(begin)

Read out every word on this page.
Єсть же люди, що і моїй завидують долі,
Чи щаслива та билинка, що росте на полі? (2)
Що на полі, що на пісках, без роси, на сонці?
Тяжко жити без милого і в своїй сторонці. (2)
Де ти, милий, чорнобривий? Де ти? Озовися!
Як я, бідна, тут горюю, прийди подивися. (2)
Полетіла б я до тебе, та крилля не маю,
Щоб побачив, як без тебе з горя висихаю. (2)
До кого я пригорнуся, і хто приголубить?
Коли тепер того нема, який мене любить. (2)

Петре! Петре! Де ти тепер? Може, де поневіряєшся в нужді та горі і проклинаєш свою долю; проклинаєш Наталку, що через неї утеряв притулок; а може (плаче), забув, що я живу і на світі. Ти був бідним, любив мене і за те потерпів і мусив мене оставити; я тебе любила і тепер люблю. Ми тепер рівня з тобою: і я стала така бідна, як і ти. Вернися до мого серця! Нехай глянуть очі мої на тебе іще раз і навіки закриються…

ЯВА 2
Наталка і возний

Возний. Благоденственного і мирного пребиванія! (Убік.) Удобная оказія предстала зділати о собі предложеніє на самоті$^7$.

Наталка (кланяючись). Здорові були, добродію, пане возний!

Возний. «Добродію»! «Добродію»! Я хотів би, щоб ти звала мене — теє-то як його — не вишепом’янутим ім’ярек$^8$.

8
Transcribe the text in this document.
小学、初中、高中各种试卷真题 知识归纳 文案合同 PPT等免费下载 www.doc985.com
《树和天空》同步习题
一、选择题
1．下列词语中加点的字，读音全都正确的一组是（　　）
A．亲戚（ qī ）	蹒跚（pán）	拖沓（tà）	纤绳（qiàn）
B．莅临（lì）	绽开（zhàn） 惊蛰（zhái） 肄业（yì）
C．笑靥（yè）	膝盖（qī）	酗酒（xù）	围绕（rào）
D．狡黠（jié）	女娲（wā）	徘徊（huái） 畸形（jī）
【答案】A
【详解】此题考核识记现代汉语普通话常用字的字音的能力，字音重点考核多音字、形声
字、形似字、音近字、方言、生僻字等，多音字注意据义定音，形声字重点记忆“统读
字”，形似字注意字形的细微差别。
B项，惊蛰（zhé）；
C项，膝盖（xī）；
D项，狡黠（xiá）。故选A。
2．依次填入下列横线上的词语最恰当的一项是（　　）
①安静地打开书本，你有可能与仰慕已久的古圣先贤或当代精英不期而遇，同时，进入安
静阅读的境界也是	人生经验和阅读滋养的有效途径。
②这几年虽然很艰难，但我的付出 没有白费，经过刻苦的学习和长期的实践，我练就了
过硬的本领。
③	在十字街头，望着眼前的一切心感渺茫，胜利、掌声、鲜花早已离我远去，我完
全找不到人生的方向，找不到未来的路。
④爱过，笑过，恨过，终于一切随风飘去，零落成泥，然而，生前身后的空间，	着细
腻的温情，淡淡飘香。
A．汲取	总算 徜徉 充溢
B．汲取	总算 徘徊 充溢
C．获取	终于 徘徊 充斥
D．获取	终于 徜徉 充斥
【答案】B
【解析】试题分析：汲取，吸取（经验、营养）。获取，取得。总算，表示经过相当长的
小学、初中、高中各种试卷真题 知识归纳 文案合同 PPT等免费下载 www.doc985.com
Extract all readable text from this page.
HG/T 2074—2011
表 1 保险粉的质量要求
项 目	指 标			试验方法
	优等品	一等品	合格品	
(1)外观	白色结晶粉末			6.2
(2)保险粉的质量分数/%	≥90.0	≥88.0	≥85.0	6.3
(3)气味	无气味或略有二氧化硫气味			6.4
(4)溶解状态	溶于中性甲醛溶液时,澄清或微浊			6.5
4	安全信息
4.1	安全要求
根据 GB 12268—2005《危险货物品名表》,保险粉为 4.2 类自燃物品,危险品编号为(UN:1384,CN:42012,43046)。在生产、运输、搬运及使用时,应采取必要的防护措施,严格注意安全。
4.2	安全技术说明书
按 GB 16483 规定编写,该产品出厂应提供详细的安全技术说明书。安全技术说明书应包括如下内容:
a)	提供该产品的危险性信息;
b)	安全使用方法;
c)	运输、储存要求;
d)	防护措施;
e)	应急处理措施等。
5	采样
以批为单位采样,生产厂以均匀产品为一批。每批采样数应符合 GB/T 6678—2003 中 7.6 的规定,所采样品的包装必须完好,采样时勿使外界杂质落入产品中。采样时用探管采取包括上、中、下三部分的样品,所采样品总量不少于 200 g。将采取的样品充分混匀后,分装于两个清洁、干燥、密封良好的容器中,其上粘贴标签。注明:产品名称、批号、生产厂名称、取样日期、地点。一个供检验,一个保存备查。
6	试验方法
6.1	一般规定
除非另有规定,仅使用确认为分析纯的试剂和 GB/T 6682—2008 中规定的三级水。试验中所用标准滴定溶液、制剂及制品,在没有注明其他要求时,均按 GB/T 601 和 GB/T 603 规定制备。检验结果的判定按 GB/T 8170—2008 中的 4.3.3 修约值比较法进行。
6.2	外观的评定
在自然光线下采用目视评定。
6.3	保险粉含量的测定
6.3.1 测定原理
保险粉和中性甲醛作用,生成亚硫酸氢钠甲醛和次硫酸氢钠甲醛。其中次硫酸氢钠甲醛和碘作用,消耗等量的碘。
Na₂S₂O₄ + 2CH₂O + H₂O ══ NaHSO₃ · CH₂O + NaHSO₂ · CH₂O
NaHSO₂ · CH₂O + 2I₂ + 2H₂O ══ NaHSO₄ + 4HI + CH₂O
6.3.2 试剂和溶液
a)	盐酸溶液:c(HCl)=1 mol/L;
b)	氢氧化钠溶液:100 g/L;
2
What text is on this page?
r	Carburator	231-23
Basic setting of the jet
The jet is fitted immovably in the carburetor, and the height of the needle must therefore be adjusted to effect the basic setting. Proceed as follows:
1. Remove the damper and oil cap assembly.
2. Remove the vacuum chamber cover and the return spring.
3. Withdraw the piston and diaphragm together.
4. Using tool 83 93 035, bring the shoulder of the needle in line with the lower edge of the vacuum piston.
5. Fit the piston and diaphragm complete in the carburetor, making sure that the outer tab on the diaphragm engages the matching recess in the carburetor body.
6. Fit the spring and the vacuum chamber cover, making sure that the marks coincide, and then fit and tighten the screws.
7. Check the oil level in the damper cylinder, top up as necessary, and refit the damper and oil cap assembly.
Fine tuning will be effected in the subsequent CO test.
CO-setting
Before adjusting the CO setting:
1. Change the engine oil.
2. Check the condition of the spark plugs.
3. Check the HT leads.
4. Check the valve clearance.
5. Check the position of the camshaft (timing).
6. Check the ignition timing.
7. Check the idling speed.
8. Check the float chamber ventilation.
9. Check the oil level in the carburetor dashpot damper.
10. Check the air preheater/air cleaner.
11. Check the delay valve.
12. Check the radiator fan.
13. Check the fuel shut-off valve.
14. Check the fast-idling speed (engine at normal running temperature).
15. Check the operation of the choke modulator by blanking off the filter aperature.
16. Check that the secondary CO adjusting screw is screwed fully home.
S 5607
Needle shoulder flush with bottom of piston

(end)

Task to complete:
Output the entries verbatim.

Worked solution:
Read out every word on this page.
Єсть же люди, що і моїй завидують долі,
Чи щаслива та билинка, що росте на полі? (2)
Що на полі, що на пісках, без роси, на сонці?
Тяжко жити без милого і в своїй сторонці. (2)
Де ти, милий, чорнобривий? Де ти? Озовися!
Як я, бідна, тут горюю, прийди подивися. (2)
Полетіла б я до тебе, та крилля не маю,
Щоб побачив, як без тебе з горя висихаю. (2)
До кого я пригорнуся, і хто приголубить?
Коли тепер того нема, який мене любить. (2)

Петре! Петре! Де ти тепер? Може, де поневіряєшся в нужді та горі і проклинаєш свою долю; проклинаєш Наталку, що через неї утеряв притулок; а може (плаче), забув, що я живу і на світі. Ти був бідним, любив мене і за те потерпів і мусив мене оставити; я тебе любила і тепер люблю. Ми тепер рівня з тобою: і я стала така бідна, як і ти. Вернися до мого серця! Нехай глянуть очі мої на тебе іще раз і навіки закриються…

ЯВА 2
Наталка і возний

Возний. Благоденственного і мирного пребиванія! (Убік.) Удобная оказія предстала зділати о собі предложеніє на самоті$^7$.

Наталка (кланяючись). Здорові були, добродію, пане возний!

Возний. «Добродію»! «Добродію»! Я хотів би, щоб ти звала мене — теє-то як його — не вишепом’янутим ім’ярек$^8$.

8
Transcribe the text in this document.
小学、初中、高中各种试卷真题 知识归纳 文案合同 PPT等免费下载 www.doc985.com
《树和天空》同步习题
一、选择题
1．下列词语中加点的字，读音全都正确的一组是（　　）
A．亲戚（ qī ）	蹒跚（pán）	拖沓（tà）	纤绳（qiàn）
B．莅临（lì）	绽开（zhàn） 惊蛰（zhái） 肄业（yì）
C．笑靥（yè）	膝盖（qī）	酗酒（xù）	围绕（rào）
D．狡黠（jié）	女娲（wā）	徘徊（huái） 畸形（jī）
【答案】A
【详解】此题考核识记现代汉语普通话常用字的字音的能力，字音重点考核多音字、形声
字、形似字、音近字、方言、生僻字等，多音字注意据义定音，形声字重点记忆“统读
字”，形似字注意字形的细微差别。
B项，惊蛰（zhé）；
C项，膝盖（xī）；
D项，狡黠（xiá）。故选A。
2．依次填入下列横线上的词语最恰当的一项是（　　）
①安静地打开书本，你有可能与仰慕已久的古圣先贤或当代精英不期而遇，同时，进入安
静阅读的境界也是	人生经验和阅读滋养的有效途径。
②这几年虽然很艰难，但我的付出 没有白费，经过刻苦的学习和长期的实践，我练就了
过硬的本领。
③	在十字街头，望着眼前的一切心感渺茫，胜利、掌声、鲜花早已离我远去，我完
全找不到人生的方向，找不到未来的路。
④爱过，笑过，恨过，终于一切随风飘去，零落成泥，然而，生前身后的空间，	着细
腻的温情，淡淡飘香。
A．汲取	总算 徜徉 充溢
B．汲取	总算 徘徊 充溢
C．获取	终于 徘徊 充斥
D．获取	终于 徜徉 充斥
【答案】B
【解析】试题分析：汲取，吸取（经验、营养）。获取，取得。总算，表示经过相当长的
小学、初中、高中各种试卷真题 知识归纳 文案合同 PPT等免费下载 www.doc985.com
Extract all readable text from this page.
HG/T 2074—2011
表 1 保险粉的质量要求
项 目	指 标			试验方法
	优等品	一等品	合格品	
(1)外观	白色结晶粉末			6.2
(2)保险粉的质量分数/%	≥90.0	≥88.0	≥85.0	6.3
(3)气味	无气味或略有二氧化硫气味			6.4
(4)溶解状态	溶于中性甲醛溶液时,澄清或微浊			6.5
4	安全信息
4.1	安全要求
根据 GB 12268—2005《危险货物品名表》,保险粉为 4.2 类自燃物品,危险品编号为(UN:1384,CN:42012,43046)。在生产、运输、搬运及使用时,应采取必要的防护措施,严格注意安全。
4.2	安全技术说明书
按 GB 16483 规定编写,该产品出厂应提供详细的安全技术说明书。安全技术说明书应包括如下内容:
a)	提供该产品的危险性信息;
b)	安全使用方法;
c)	运输、储存要求;
d)	防护措施;
e)	应急处理措施等。
5	采样
以批为单位采样,生产厂以均匀产品为一批。每批采样数应符合 GB/T 6678—2003 中 7.6 的规定,所采样品的包装必须完好,采样时勿使外界杂质落入产品中。采样时用探管采取包括上、中、下三部分的样品,所采样品总量不少于 200 g。将采取的样品充分混匀后,分装于两个清洁、干燥、密封良好的容器中,其上粘贴标签。注明:产品名称、批号、生产厂名称、取样日期、地点。一个供检验,一个保存备查。
6	试验方法
6.1	一般规定
除非另有规定,仅使用确认为分析纯的试剂和 GB/T 6682—2008 中规定的三级水。试验中所用标准滴定溶液、制剂及制品,在没有注明其他要求时,均按 GB/T 601 和 GB/T 603 规定制备。检验结果的判定按 GB/T 8170—2008 中的 4.3.3 修约值比较法进行。
6.2	外观的评定
在自然光线下采用目视评定。
6.3	保险粉含量的测定
6.3.1 测定原理
保险粉和中性甲醛作用,生成亚硫酸氢钠甲醛和次硫酸氢钠甲醛。其中次硫酸氢钠甲醛和碘作用,消耗等量的碘。
Na₂S₂O₄ + 2CH₂O + H₂O ══ NaHSO₃ · CH₂O + NaHSO₂ · CH₂O
NaHSO₂ · CH₂O + 2I₂ + 2H₂O ══ NaHSO₄ + 4HI + CH₂O
6.3.2 试剂和溶液
a)	盐酸溶液:c(HCl)=1 mol/L;
b)	氢氧化钠溶液:100 g/L;
2
What text is on this page?
r	Carburator	231-23
Basic setting of the jet
The jet is fitted immovably in the carburetor, and the height of the needle must therefore be adjusted to effect the basic setting. Proceed as follows:
1. Remove the damper and oil cap assembly.
2. Remove the vacuum chamber cover and the return spring.
3. Withdraw the piston and diaphragm together.
4. Using tool 83 93 035, bring the shoulder of the needle in line with the lower edge of the vacuum piston.
5. Fit the piston and diaphragm complete in the carburetor, making sure that the outer tab on the diaphragm engages the matching recess in the carburetor body.
6. Fit the spring and the vacuum chamber cover, making sure that the marks coincide, and then fit and tighten the screws.
7. Check the oil level in the damper cylinder, top up as necessary, and refit the damper and oil cap assembly.
Fine tuning will be effected in the subsequent CO test.
CO-setting
Before adjusting the CO setting:
1. Change the engine oil.
2. Check the condition of the spark plugs.
3. Check the HT leads.
4. Check the valve clearance.
5. Check the position of the camshaft (timing).
6. Check the ignition timing.
7. Check the idling speed.
8. Check the float chamber ventilation.
9. Check the oil level in the carburetor dashpot damper.
10. Check the air preheater/air cleaner.
11. Check the delay valve.
12. Check the radiator fan.
13. Check the fuel shut-off valve.
14. Check the fast-idling speed (engine at normal running temperature).
15. Check the operation of the choke modulator by blanking off the filter aperature.
16. Check that the secondary CO adjusting screw is screwed fully home.
S 5607
Needle shoulder flush with bottom of piston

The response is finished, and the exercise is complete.